### [PROBLEM TO SOLVE]
Repeat the lines that follow, leaving nothing out.
++++++++++++++++++++
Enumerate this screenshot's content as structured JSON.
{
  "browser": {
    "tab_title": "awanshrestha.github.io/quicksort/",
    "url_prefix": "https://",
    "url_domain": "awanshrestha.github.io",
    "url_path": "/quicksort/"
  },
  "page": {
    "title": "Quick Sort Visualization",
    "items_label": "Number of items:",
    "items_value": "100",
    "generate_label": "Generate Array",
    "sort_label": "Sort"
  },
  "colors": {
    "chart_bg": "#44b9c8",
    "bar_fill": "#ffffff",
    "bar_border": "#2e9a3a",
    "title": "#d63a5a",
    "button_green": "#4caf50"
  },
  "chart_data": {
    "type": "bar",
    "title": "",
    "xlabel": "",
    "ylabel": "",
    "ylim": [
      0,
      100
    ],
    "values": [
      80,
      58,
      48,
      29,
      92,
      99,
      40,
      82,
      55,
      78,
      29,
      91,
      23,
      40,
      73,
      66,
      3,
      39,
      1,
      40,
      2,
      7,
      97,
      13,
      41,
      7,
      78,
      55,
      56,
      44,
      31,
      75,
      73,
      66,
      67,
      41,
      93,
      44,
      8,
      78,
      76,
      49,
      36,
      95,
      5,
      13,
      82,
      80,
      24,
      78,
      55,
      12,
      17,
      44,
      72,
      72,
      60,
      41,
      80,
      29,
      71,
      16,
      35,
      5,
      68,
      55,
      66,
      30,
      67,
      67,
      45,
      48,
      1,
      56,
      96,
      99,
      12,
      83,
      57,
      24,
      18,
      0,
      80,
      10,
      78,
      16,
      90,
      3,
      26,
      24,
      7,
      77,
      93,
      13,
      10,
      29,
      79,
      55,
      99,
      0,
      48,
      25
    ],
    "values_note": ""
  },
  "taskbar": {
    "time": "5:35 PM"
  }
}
++++++++++++++++++++
### [THE REPLY]
Enumerate this screenshot's content as structured JSON.
{
  "browser": {
    "tab_title": "awanshrestha.github.io/quicksort/",
    "url_prefix": "https://",
    "url_domain": "awanshrestha.github.io",
    "url_path": "/quicksort/"
  },
  "page": {
    "title": "Quick Sort Visualization",
    "items_label": "Number of items:",
    "items_value": "100",
    "generate_label": "Generate Array",
    "sort_label": "Sort"
  },
  "colors": {
    "chart_bg": "#44b9c8",
    "bar_fill": "#ffffff",
    "bar_border": "#2e9a3a",
    "title": "#d63a5a",
    "button_green": "#4caf50"
  },
  "chart_data": {
    "type": "bar",
    "title": "",
    "xlabel": "",
    "ylabel": "",
    "ylim": [
      0,
      100
    ],
    "values": [
      80,
      58,
      48,
      29,
      92,
      99,
      40,
      82,
      55,
      78,
      29,
      91,
      23,
      40,
      73,
      66,
      3,
      39,
      1,
      40,
      2,
      7,
      97,
      13,
      41,
      7,
      78,
      55,
      56,
      44,
      31,
      75,
      73,
      66,
      67,
      41,
      93,
      44,
      8,
      78,
      76,
      49,
      36,
      95,
      5,
      13,
      82,
      80,
      24,
      78,
      55,
      12,
      17,
      44,
      72,
      72,
      60,
      41,
      80,
      29,
      71,
      16,
      35,
      5,
      68,
      55,
      66,
      30,
      67,
      67,
      45,
      48,
      1,
      56,
      96,
      99,
      12,
      83,
      57,
      24,
      18,
      0,
      80,
      10,
      78,
      16,
      90,
      3,
      26,
      24,
      7,
      77,
      93,
      13,
      10,
      29,
      79,
      55,
      99,
      0,
      48,
      25
    ],
    "values_note": ""
  },
  "taskbar": {
    "time": "5:35 PM"
  }
}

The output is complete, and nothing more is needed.